# DIRECTIVE
Retype the records below word for word and omit any image.

# EXTRACTED INFORMATION
....
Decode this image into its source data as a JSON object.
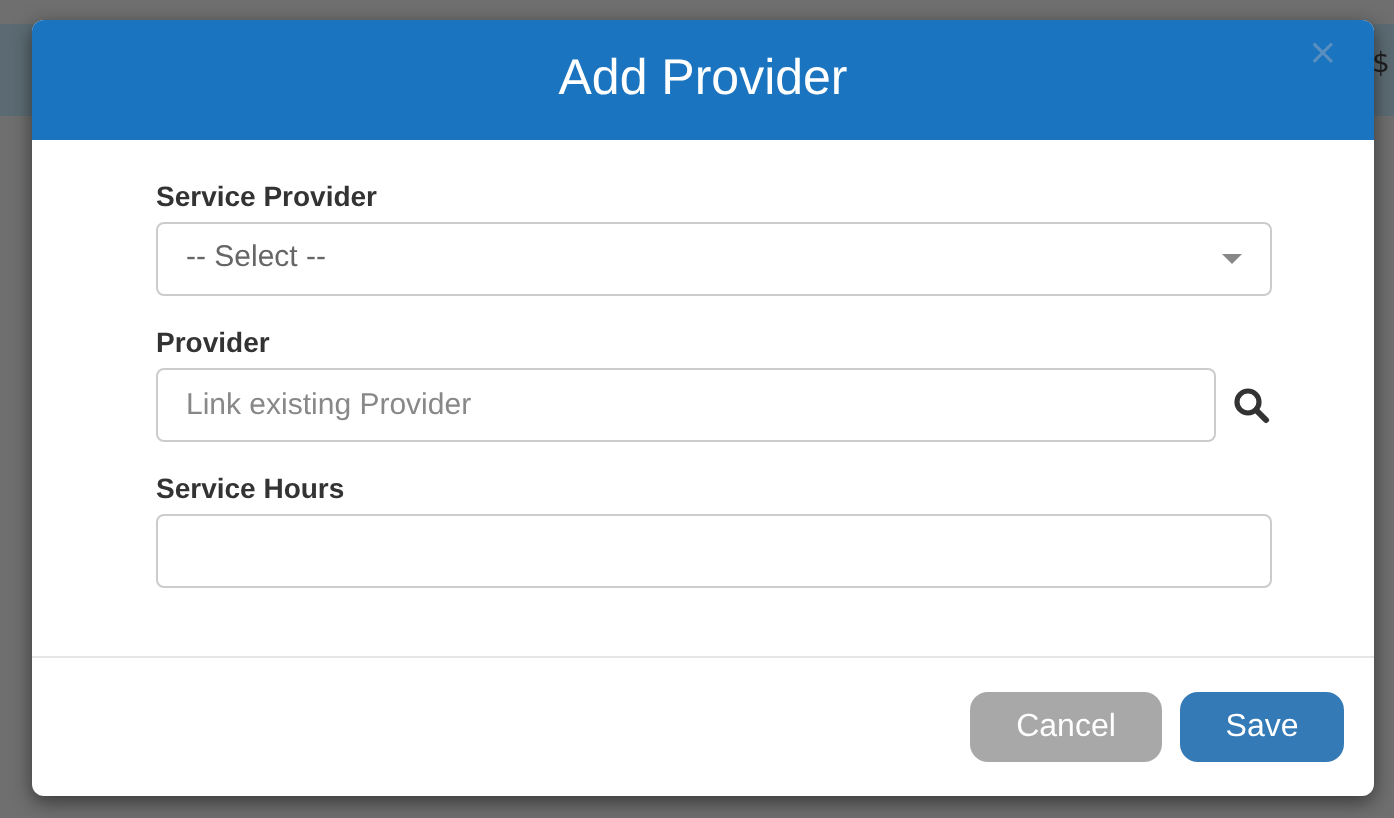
{
  "background": {
    "right_fragments": [
      "$"
    ]
  },
  "modal": {
    "title": "Add Provider",
    "close": "×",
    "fields": [
      {
        "kind": "select",
        "label": "Service Provider",
        "value": "-- Select --"
      },
      {
        "kind": "search",
        "label": "Provider",
        "placeholder": "Link existing Provider"
      },
      {
        "kind": "text",
        "label": "Service Hours"
      }
    ],
    "buttons": [
      {
        "label": "Cancel",
        "kind": "secondary",
        "disabled": true
      },
      {
        "label": "Save",
        "kind": "primary",
        "disabled": false
      }
    ]
  }
}
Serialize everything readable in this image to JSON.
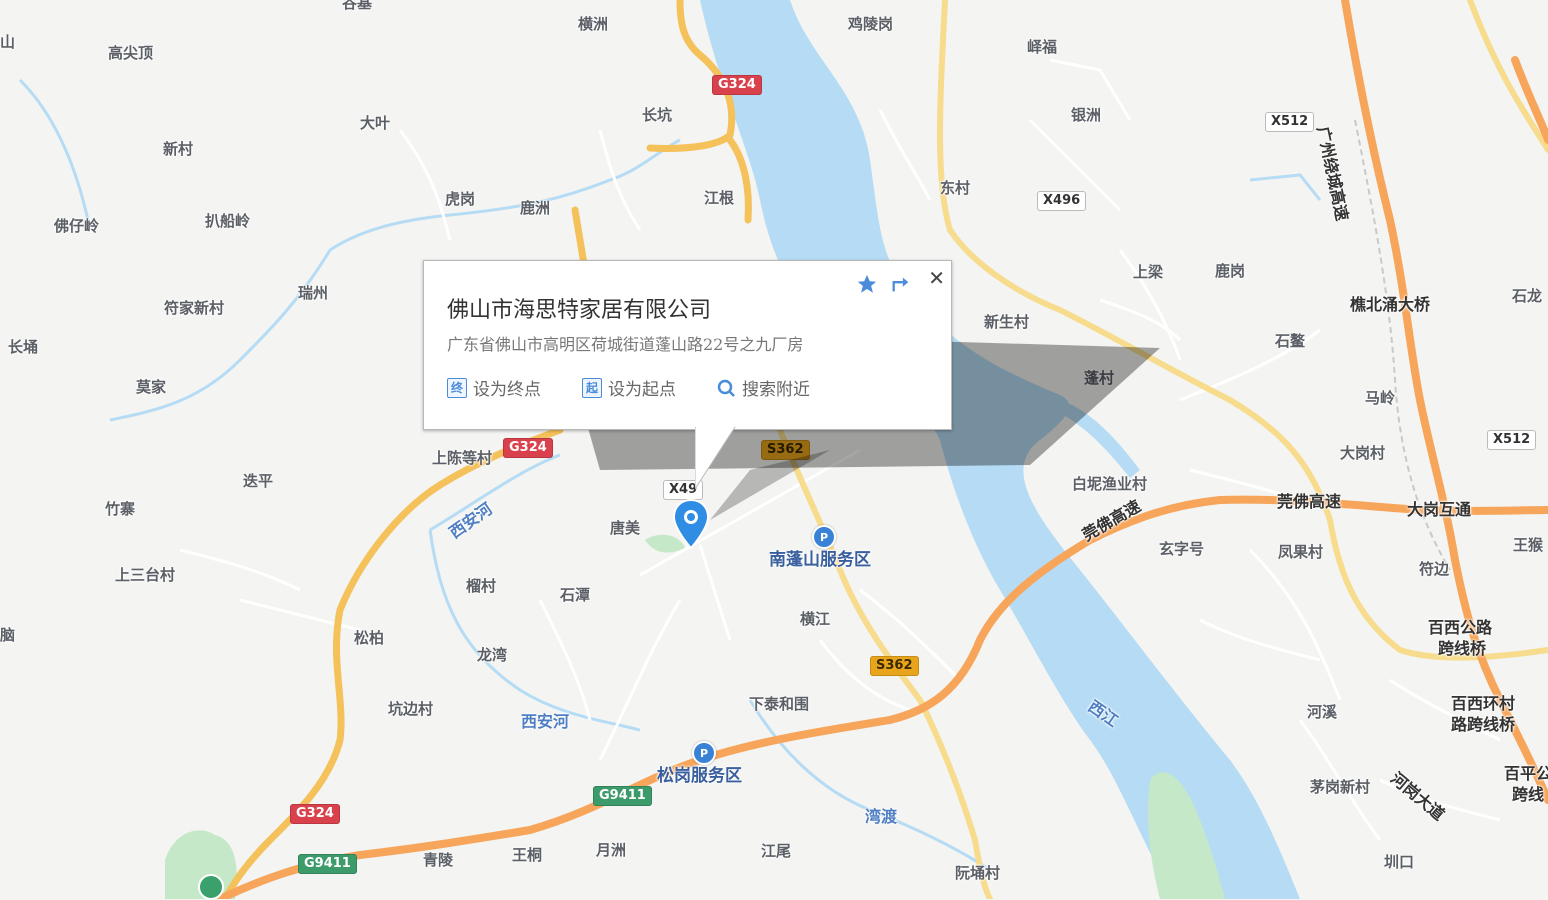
{
  "map": {
    "labels": [
      {
        "id": "gaojianding",
        "text": "高尖顶"
      },
      {
        "id": "dazy",
        "text": "大叶"
      },
      {
        "id": "xincun",
        "text": "新村"
      },
      {
        "id": "fozailing",
        "text": "佛仔岭"
      },
      {
        "id": "bachuanling",
        "text": "扒船岭"
      },
      {
        "id": "fujiaxincun",
        "text": "符家新村"
      },
      {
        "id": "ruizhou",
        "text": "瑞州"
      },
      {
        "id": "changyong",
        "text": "长埇"
      },
      {
        "id": "mojia",
        "text": "莫家"
      },
      {
        "id": "hugang",
        "text": "虎岗"
      },
      {
        "id": "luzhou",
        "text": "鹿洲"
      },
      {
        "id": "hengzhou",
        "text": "横洲"
      },
      {
        "id": "changkeng",
        "text": "长坑"
      },
      {
        "id": "jianggen",
        "text": "江根"
      },
      {
        "id": "jilinggang",
        "text": "鸡陵岗"
      },
      {
        "id": "xiafu",
        "text": "峄福"
      },
      {
        "id": "yinzhou",
        "text": "银洲"
      },
      {
        "id": "dongcun",
        "text": "东村"
      },
      {
        "id": "shangliang",
        "text": "上梁"
      },
      {
        "id": "lugang",
        "text": "鹿岗"
      },
      {
        "id": "xinshengcun",
        "text": "新生村"
      },
      {
        "id": "shipan",
        "text": "石鳌"
      },
      {
        "id": "pengcun",
        "text": "蓬村"
      },
      {
        "id": "maling",
        "text": "马岭"
      },
      {
        "id": "shilong",
        "text": "石龙"
      },
      {
        "id": "dagangcun",
        "text": "大岗村"
      },
      {
        "id": "bainiyuye",
        "text": "白坭渔业村"
      },
      {
        "id": "shangchen",
        "text": "上陈等村"
      },
      {
        "id": "dieping",
        "text": "迭平"
      },
      {
        "id": "zhuzhai",
        "text": "竹寨"
      },
      {
        "id": "shangsantai",
        "text": "上三台村"
      },
      {
        "id": "tangmei",
        "text": "唐美"
      },
      {
        "id": "liucun",
        "text": "榴村"
      },
      {
        "id": "shitan",
        "text": "石潭"
      },
      {
        "id": "songbai",
        "text": "松柏"
      },
      {
        "id": "longwan",
        "text": "龙湾"
      },
      {
        "id": "kengbiancun",
        "text": "坑边村"
      },
      {
        "id": "hengjiang",
        "text": "横江"
      },
      {
        "id": "xiataihewei",
        "text": "下泰和围"
      },
      {
        "id": "xuanzihao",
        "text": "玄字号"
      },
      {
        "id": "fengguocun",
        "text": "凤果村"
      },
      {
        "id": "fubian",
        "text": "符边"
      },
      {
        "id": "hexi",
        "text": "河溪"
      },
      {
        "id": "maogangxincun",
        "text": "茅岗新村"
      },
      {
        "id": "wangbao",
        "text": "王猴"
      },
      {
        "id": "qingling",
        "text": "青陵"
      },
      {
        "id": "wangtong",
        "text": "王桐"
      },
      {
        "id": "yuezhou",
        "text": "月洲"
      },
      {
        "id": "jiangwei",
        "text": "江尾"
      },
      {
        "id": "ruanyongcun",
        "text": "阮埇村"
      },
      {
        "id": "kengkou",
        "text": "圳口"
      },
      {
        "id": "gutou",
        "text": "谷基"
      },
      {
        "id": "shan",
        "text": "山"
      },
      {
        "id": "nao",
        "text": "脑"
      }
    ],
    "poi_labels": [
      {
        "id": "nanpengshan",
        "text": "南蓬山服务区"
      },
      {
        "id": "songgang",
        "text": "松岗服务区"
      },
      {
        "id": "qiaobeiyong",
        "text": "樵北涌大桥"
      },
      {
        "id": "dagang_interchange",
        "text": "大岗互通"
      },
      {
        "id": "baixi1",
        "text": "百西公路"
      },
      {
        "id": "baixi2",
        "text": "跨线桥"
      },
      {
        "id": "baixihuan1",
        "text": "百西环村"
      },
      {
        "id": "baixihuan2",
        "text": "路跨线桥"
      },
      {
        "id": "baiping1",
        "text": "百平公"
      },
      {
        "id": "baiping2",
        "text": "跨线"
      },
      {
        "id": "wanfu",
        "text": "湾渡"
      }
    ],
    "water_labels": [
      {
        "id": "xianhe1",
        "text": "西安河"
      },
      {
        "id": "xianhe2",
        "text": "西安河"
      },
      {
        "id": "xijiang",
        "text": "西江"
      }
    ],
    "road_labels": [
      {
        "id": "guangzhou_ring",
        "text": "广州绕城高速"
      },
      {
        "id": "guanfo",
        "text": "莞佛高速"
      },
      {
        "id": "guanfo2",
        "text": "莞佛高速"
      },
      {
        "id": "hegang",
        "text": "河岗大道"
      }
    ],
    "shields": [
      {
        "id": "g324a",
        "text": "G324",
        "kind": "g"
      },
      {
        "id": "g324b",
        "text": "G324",
        "kind": "g"
      },
      {
        "id": "g324c",
        "text": "G324",
        "kind": "g"
      },
      {
        "id": "g9411a",
        "text": "G9411",
        "kind": "e"
      },
      {
        "id": "g9411b",
        "text": "G9411",
        "kind": "e"
      },
      {
        "id": "s362a",
        "text": "S362",
        "kind": "s"
      },
      {
        "id": "s362b",
        "text": "S362",
        "kind": "s"
      },
      {
        "id": "x496a",
        "text": "X496",
        "kind": "x"
      },
      {
        "id": "x496b",
        "text": "X49",
        "kind": "x"
      },
      {
        "id": "x512a",
        "text": "X512",
        "kind": "x"
      },
      {
        "id": "x512b",
        "text": "X512",
        "kind": "x"
      }
    ],
    "colors": {
      "water": "#b5dcf4",
      "highway": "#f7a55a",
      "national": "#f5c15a",
      "provincial": "#f7dc8e",
      "local": "#ffffff",
      "green": "#c5e8c8"
    }
  },
  "popup": {
    "title": "佛山市海思特家居有限公司",
    "address": "广东省佛山市高明区荷城街道蓬山路22号之九厂房",
    "actions": [
      {
        "icon": "终",
        "label": "设为终点"
      },
      {
        "icon": "起",
        "label": "设为起点"
      },
      {
        "icon": "search-nearby-icon",
        "label": "搜索附近"
      }
    ],
    "close": "✕",
    "icons": [
      "favorite-star-icon",
      "share-icon"
    ]
  }
}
....
# TASK RESULT
Decode this image into its source data as a JSON object.
{
  "background": {
    "right_fragments": [
      "$"
    ]
  },
  "modal": {
    "title": "Add Provider",
    "close": "×",
    "fields": [
      {
        "kind": "select",
        "label": "Service Provider",
        "value": "-- Select --"
      },
      {
        "kind": "search",
        "label": "Provider",
        "placeholder": "Link existing Provider"
      },
      {
        "kind": "text",
        "label": "Service Hours"
      }
    ],
    "buttons": [
      {
        "label": "Cancel",
        "kind": "secondary",
        "disabled": true
      },
      {
        "label": "Save",
        "kind": "primary",
        "disabled": false
      }
    ]
  }
}
Serialize everything readable in this image to JSON.
{
  "map": {
    "labels": [
      {
        "id": "gaojianding",
        "text": "高尖顶"
      },
      {
        "id": "dazy",
        "text": "大叶"
      },
      {
        "id": "xincun",
        "text": "新村"
      },
      {
        "id": "fozailing",
        "text": "佛仔岭"
      },
      {
        "id": "bachuanling",
        "text": "扒船岭"
      },
      {
        "id": "fujiaxincun",
        "text": "符家新村"
      },
      {
        "id": "ruizhou",
        "text": "瑞州"
      },
      {
        "id": "changyong",
        "text": "长埇"
      },
      {
        "id": "mojia",
        "text": "莫家"
      },
      {
        "id": "hugang",
        "text": "虎岗"
      },
      {
        "id": "luzhou",
        "text": "鹿洲"
      },
      {
        "id": "hengzhou",
        "text": "横洲"
      },
      {
        "id": "changkeng",
        "text": "长坑"
      },
      {
        "id": "jianggen",
        "text": "江根"
      },
      {
        "id": "jilinggang",
        "text": "鸡陵岗"
      },
      {
        "id": "xiafu",
        "text": "峄福"
      },
      {
        "id": "yinzhou",
        "text": "银洲"
      },
      {
        "id": "dongcun",
        "text": "东村"
      },
      {
        "id": "shangliang",
        "text": "上梁"
      },
      {
        "id": "lugang",
        "text": "鹿岗"
      },
      {
        "id": "xinshengcun",
        "text": "新生村"
      },
      {
        "id": "shipan",
        "text": "石鳌"
      },
      {
        "id": "pengcun",
        "text": "蓬村"
      },
      {
        "id": "maling",
        "text": "马岭"
      },
      {
        "id": "shilong",
        "text": "石龙"
      },
      {
        "id": "dagangcun",
        "text": "大岗村"
      },
      {
        "id": "bainiyuye",
        "text": "白坭渔业村"
      },
      {
        "id": "shangchen",
        "text": "上陈等村"
      },
      {
        "id": "dieping",
        "text": "迭平"
      },
      {
        "id": "zhuzhai",
        "text": "竹寨"
      },
      {
        "id": "shangsantai",
        "text": "上三台村"
      },
      {
        "id": "tangmei",
        "text": "唐美"
      },
      {
        "id": "liucun",
        "text": "榴村"
      },
      {
        "id": "shitan",
        "text": "石潭"
      },
      {
        "id": "songbai",
        "text": "松柏"
      },
      {
        "id": "longwan",
        "text": "龙湾"
      },
      {
        "id": "kengbiancun",
        "text": "坑边村"
      },
      {
        "id": "hengjiang",
        "text": "横江"
      },
      {
        "id": "xiataihewei",
        "text": "下泰和围"
      },
      {
        "id": "xuanzihao",
        "text": "玄字号"
      },
      {
        "id": "fengguocun",
        "text": "凤果村"
      },
      {
        "id": "fubian",
        "text": "符边"
      },
      {
        "id": "hexi",
        "text": "河溪"
      },
      {
        "id": "maogangxincun",
        "text": "茅岗新村"
      },
      {
        "id": "wangbao",
        "text": "王猴"
      },
      {
        "id": "qingling",
        "text": "青陵"
      },
      {
        "id": "wangtong",
        "text": "王桐"
      },
      {
        "id": "yuezhou",
        "text": "月洲"
      },
      {
        "id": "jiangwei",
        "text": "江尾"
      },
      {
        "id": "ruanyongcun",
        "text": "阮埇村"
      },
      {
        "id": "kengkou",
        "text": "圳口"
      },
      {
        "id": "gutou",
        "text": "谷基"
      },
      {
        "id": "shan",
        "text": "山"
      },
      {
        "id": "nao",
        "text": "脑"
      }
    ],
    "poi_labels": [
      {
        "id": "nanpengshan",
        "text": "南蓬山服务区"
      },
      {
        "id": "songgang",
        "text": "松岗服务区"
      },
      {
        "id": "qiaobeiyong",
        "text": "樵北涌大桥"
      },
      {
        "id": "dagang_interchange",
        "text": "大岗互通"
      },
      {
        "id": "baixi1",
        "text": "百西公路"
      },
      {
        "id": "baixi2",
        "text": "跨线桥"
      },
      {
        "id": "baixihuan1",
        "text": "百西环村"
      },
      {
        "id": "baixihuan2",
        "text": "路跨线桥"
      },
      {
        "id": "baiping1",
        "text": "百平公"
      },
      {
        "id": "baiping2",
        "text": "跨线"
      },
      {
        "id": "wanfu",
        "text": "湾渡"
      }
    ],
    "water_labels": [
      {
        "id": "xianhe1",
        "text": "西安河"
      },
      {
        "id": "xianhe2",
        "text": "西安河"
      },
      {
        "id": "xijiang",
        "text": "西江"
      }
    ],
    "road_labels": [
      {
        "id": "guangzhou_ring",
        "text": "广州绕城高速"
      },
      {
        "id": "guanfo",
        "text": "莞佛高速"
      },
      {
        "id": "guanfo2",
        "text": "莞佛高速"
      },
      {
        "id": "hegang",
        "text": "河岗大道"
      }
    ],
    "shields": [
      {
        "id": "g324a",
        "text": "G324",
        "kind": "g"
      },
      {
        "id": "g324b",
        "text": "G324",
        "kind": "g"
      },
      {
        "id": "g324c",
        "text": "G324",
        "kind": "g"
      },
      {
        "id": "g9411a",
        "text": "G9411",
        "kind": "e"
      },
      {
        "id": "g9411b",
        "text": "G9411",
        "kind": "e"
      },
      {
        "id": "s362a",
        "text": "S362",
        "kind": "s"
      },
      {
        "id": "s362b",
        "text": "S362",
        "kind": "s"
      },
      {
        "id": "x496a",
        "text": "X496",
        "kind": "x"
      },
      {
        "id": "x496b",
        "text": "X49",
        "kind": "x"
      },
      {
        "id": "x512a",
        "text": "X512",
        "kind": "x"
      },
      {
        "id": "x512b",
        "text": "X512",
        "kind": "x"
      }
    ],
    "colors": {
      "water": "#b5dcf4",
      "highway": "#f7a55a",
      "national": "#f5c15a",
      "provincial": "#f7dc8e",
      "local": "#ffffff",
      "green": "#c5e8c8"
    }
  },
  "popup": {
    "title": "佛山市海思特家居有限公司",
    "address": "广东省佛山市高明区荷城街道蓬山路22号之九厂房",
    "actions": [
      {
        "icon": "终",
        "label": "设为终点"
      },
      {
        "icon": "起",
        "label": "设为起点"
      },
      {
        "icon": "search-nearby-icon",
        "label": "搜索附近"
      }
    ],
    "close": "✕",
    "icons": [
      "favorite-star-icon",
      "share-icon"
    ]
  }
}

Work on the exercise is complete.